| What is asked |
Can all of these lines be returned exactly?

| Given information |
┌──
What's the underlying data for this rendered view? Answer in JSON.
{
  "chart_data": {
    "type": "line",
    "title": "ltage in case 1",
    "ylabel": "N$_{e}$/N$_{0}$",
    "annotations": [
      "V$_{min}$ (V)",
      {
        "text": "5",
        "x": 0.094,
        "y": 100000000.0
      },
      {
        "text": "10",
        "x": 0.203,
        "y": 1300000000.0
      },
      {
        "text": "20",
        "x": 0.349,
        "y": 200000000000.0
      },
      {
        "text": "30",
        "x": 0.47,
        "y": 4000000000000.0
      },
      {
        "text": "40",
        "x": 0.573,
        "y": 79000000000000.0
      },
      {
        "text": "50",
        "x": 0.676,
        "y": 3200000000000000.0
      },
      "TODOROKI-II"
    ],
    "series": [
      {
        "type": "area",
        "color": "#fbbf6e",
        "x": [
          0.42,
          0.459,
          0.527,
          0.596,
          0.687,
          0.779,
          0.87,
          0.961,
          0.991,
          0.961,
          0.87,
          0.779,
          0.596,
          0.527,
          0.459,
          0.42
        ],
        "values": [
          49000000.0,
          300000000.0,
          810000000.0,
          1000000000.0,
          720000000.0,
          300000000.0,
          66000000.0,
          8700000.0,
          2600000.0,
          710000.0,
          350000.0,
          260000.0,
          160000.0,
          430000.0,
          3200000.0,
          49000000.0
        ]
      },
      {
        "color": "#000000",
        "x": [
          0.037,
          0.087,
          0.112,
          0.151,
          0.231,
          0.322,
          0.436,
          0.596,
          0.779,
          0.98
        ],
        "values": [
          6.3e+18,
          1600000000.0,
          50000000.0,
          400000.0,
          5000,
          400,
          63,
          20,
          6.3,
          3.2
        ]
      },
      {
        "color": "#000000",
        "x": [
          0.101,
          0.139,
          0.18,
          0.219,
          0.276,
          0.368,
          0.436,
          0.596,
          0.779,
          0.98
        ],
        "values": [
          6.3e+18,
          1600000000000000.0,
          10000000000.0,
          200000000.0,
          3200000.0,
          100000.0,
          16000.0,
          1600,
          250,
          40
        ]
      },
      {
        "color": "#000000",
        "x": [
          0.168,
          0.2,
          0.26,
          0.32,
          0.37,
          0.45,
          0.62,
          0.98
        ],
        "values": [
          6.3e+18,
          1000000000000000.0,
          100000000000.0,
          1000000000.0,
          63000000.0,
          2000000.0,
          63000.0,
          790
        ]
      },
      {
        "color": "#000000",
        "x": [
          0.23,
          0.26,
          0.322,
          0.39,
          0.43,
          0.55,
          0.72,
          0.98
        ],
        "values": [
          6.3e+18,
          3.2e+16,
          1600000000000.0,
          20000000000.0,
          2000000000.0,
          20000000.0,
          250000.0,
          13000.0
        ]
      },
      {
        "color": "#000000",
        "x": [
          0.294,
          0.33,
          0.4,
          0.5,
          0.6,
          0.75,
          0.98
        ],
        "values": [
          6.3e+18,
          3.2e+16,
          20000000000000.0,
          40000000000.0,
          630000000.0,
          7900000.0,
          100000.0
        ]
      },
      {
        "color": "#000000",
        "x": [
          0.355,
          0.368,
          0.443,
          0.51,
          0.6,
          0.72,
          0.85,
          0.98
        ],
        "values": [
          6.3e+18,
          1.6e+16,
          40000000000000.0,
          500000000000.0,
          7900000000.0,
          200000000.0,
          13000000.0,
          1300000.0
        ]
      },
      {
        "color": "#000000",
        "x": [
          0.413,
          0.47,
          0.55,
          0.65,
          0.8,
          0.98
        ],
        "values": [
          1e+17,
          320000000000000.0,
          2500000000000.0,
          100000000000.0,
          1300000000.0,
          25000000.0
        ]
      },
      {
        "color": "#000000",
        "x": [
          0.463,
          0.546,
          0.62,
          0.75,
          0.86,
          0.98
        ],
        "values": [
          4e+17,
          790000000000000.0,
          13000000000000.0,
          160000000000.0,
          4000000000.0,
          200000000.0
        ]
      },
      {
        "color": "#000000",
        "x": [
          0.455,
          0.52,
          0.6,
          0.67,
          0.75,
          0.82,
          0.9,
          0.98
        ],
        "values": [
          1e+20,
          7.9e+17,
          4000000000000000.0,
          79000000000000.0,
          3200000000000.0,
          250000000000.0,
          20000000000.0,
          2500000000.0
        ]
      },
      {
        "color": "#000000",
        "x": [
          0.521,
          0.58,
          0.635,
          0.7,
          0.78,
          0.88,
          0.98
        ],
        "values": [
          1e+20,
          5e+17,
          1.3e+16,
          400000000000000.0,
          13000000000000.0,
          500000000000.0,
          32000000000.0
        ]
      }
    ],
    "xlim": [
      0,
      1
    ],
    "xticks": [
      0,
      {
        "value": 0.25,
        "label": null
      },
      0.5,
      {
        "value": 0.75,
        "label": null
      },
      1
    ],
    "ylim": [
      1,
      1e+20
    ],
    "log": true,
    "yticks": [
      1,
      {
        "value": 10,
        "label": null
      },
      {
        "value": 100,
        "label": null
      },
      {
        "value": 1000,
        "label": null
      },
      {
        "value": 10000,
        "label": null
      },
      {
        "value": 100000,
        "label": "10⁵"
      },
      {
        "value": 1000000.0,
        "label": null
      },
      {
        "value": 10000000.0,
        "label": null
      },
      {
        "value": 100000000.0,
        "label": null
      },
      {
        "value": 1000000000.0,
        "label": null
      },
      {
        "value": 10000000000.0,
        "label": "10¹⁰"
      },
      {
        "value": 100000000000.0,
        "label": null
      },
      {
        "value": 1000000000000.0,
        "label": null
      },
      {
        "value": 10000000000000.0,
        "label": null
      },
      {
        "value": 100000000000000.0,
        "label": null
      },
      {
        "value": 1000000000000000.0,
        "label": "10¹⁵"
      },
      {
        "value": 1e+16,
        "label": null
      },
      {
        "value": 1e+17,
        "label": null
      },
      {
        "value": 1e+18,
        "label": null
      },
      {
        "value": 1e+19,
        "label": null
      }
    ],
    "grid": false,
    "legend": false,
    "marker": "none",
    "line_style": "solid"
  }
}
└──
| Exercise result |
What's the underlying data for this rendered view? Answer in JSON.
{
  "chart_data": {
    "type": "line",
    "title": "ltage in case 1",
    "ylabel": "N$_{e}$/N$_{0}$",
    "annotations": [
      "V$_{min}$ (V)",
      {
        "text": "5",
        "x": 0.094,
        "y": 100000000.0
      },
      {
        "text": "10",
        "x": 0.203,
        "y": 1300000000.0
      },
      {
        "text": "20",
        "x": 0.349,
        "y": 200000000000.0
      },
      {
        "text": "30",
        "x": 0.47,
        "y": 4000000000000.0
      },
      {
        "text": "40",
        "x": 0.573,
        "y": 79000000000000.0
      },
      {
        "text": "50",
        "x": 0.676,
        "y": 3200000000000000.0
      },
      "TODOROKI-II"
    ],
    "series": [
      {
        "type": "area",
        "color": "#fbbf6e",
        "x": [
          0.42,
          0.459,
          0.527,
          0.596,
          0.687,
          0.779,
          0.87,
          0.961,
          0.991,
          0.961,
          0.87,
          0.779,
          0.596,
          0.527,
          0.459,
          0.42
        ],
        "values": [
          49000000.0,
          300000000.0,
          810000000.0,
          1000000000.0,
          720000000.0,
          300000000.0,
          66000000.0,
          8700000.0,
          2600000.0,
          710000.0,
          350000.0,
          260000.0,
          160000.0,
          430000.0,
          3200000.0,
          49000000.0
        ]
      },
      {
        "color": "#000000",
        "x": [
          0.037,
          0.087,
          0.112,
          0.151,
          0.231,
          0.322,
          0.436,
          0.596,
          0.779,
          0.98
        ],
        "values": [
          6.3e+18,
          1600000000.0,
          50000000.0,
          400000.0,
          5000,
          400,
          63,
          20,
          6.3,
          3.2
        ]
      },
      {
        "color": "#000000",
        "x": [
          0.101,
          0.139,
          0.18,
          0.219,
          0.276,
          0.368,
          0.436,
          0.596,
          0.779,
          0.98
        ],
        "values": [
          6.3e+18,
          1600000000000000.0,
          10000000000.0,
          200000000.0,
          3200000.0,
          100000.0,
          16000.0,
          1600,
          250,
          40
        ]
      },
      {
        "color": "#000000",
        "x": [
          0.168,
          0.2,
          0.26,
          0.32,
          0.37,
          0.45,
          0.62,
          0.98
        ],
        "values": [
          6.3e+18,
          1000000000000000.0,
          100000000000.0,
          1000000000.0,
          63000000.0,
          2000000.0,
          63000.0,
          790
        ]
      },
      {
        "color": "#000000",
        "x": [
          0.23,
          0.26,
          0.322,
          0.39,
          0.43,
          0.55,
          0.72,
          0.98
        ],
        "values": [
          6.3e+18,
          3.2e+16,
          1600000000000.0,
          20000000000.0,
          2000000000.0,
          20000000.0,
          250000.0,
          13000.0
        ]
      },
      {
        "color": "#000000",
        "x": [
          0.294,
          0.33,
          0.4,
          0.5,
          0.6,
          0.75,
          0.98
        ],
        "values": [
          6.3e+18,
          3.2e+16,
          20000000000000.0,
          40000000000.0,
          630000000.0,
          7900000.0,
          100000.0
        ]
      },
      {
        "color": "#000000",
        "x": [
          0.355,
          0.368,
          0.443,
          0.51,
          0.6,
          0.72,
          0.85,
          0.98
        ],
        "values": [
          6.3e+18,
          1.6e+16,
          40000000000000.0,
          500000000000.0,
          7900000000.0,
          200000000.0,
          13000000.0,
          1300000.0
        ]
      },
      {
        "color": "#000000",
        "x": [
          0.413,
          0.47,
          0.55,
          0.65,
          0.8,
          0.98
        ],
        "values": [
          1e+17,
          320000000000000.0,
          2500000000000.0,
          100000000000.0,
          1300000000.0,
          25000000.0
        ]
      },
      {
        "color": "#000000",
        "x": [
          0.463,
          0.546,
          0.62,
          0.75,
          0.86,
          0.98
        ],
        "values": [
          4e+17,
          790000000000000.0,
          13000000000000.0,
          160000000000.0,
          4000000000.0,
          200000000.0
        ]
      },
      {
        "color": "#000000",
        "x": [
          0.455,
          0.52,
          0.6,
          0.67,
          0.75,
          0.82,
          0.9,
          0.98
        ],
        "values": [
          1e+20,
          7.9e+17,
          4000000000000000.0,
          79000000000000.0,
          3200000000000.0,
          250000000000.0,
          20000000000.0,
          2500000000.0
        ]
      },
      {
        "color": "#000000",
        "x": [
          0.521,
          0.58,
          0.635,
          0.7,
          0.78,
          0.88,
          0.98
        ],
        "values": [
          1e+20,
          5e+17,
          1.3e+16,
          400000000000000.0,
          13000000000000.0,
          500000000000.0,
          32000000000.0
        ]
      }
    ],
    "xlim": [
      0,
      1
    ],
    "xticks": [
      0,
      {
        "value": 0.25,
        "label": null
      },
      0.5,
      {
        "value": 0.75,
        "label": null
      },
      1
    ],
    "ylim": [
      1,
      1e+20
    ],
    "log": true,
    "yticks": [
      1,
      {
        "value": 10,
        "label": null
      },
      {
        "value": 100,
        "label": null
      },
      {
        "value": 1000,
        "label": null
      },
      {
        "value": 10000,
        "label": null
      },
      {
        "value": 100000,
        "label": "10⁵"
      },
      {
        "value": 1000000.0,
        "label": null
      },
      {
        "value": 10000000.0,
        "label": null
      },
      {
        "value": 100000000.0,
        "label": null
      },
      {
        "value": 1000000000.0,
        "label": null
      },
      {
        "value": 10000000000.0,
        "label": "10¹⁰"
      },
      {
        "value": 100000000000.0,
        "label": null
      },
      {
        "value": 1000000000000.0,
        "label": null
      },
      {
        "value": 10000000000000.0,
        "label": null
      },
      {
        "value": 100000000000000.0,
        "label": null
      },
      {
        "value": 1000000000000000.0,
        "label": "10¹⁵"
      },
      {
        "value": 1e+16,
        "label": null
      },
      {
        "value": 1e+17,
        "label": null
      },
      {
        "value": 1e+18,
        "label": null
      },
      {
        "value": 1e+19,
        "label": null
      }
    ],
    "grid": false,
    "legend": false,
    "marker": "none",
    "line_style": "solid"
  }
}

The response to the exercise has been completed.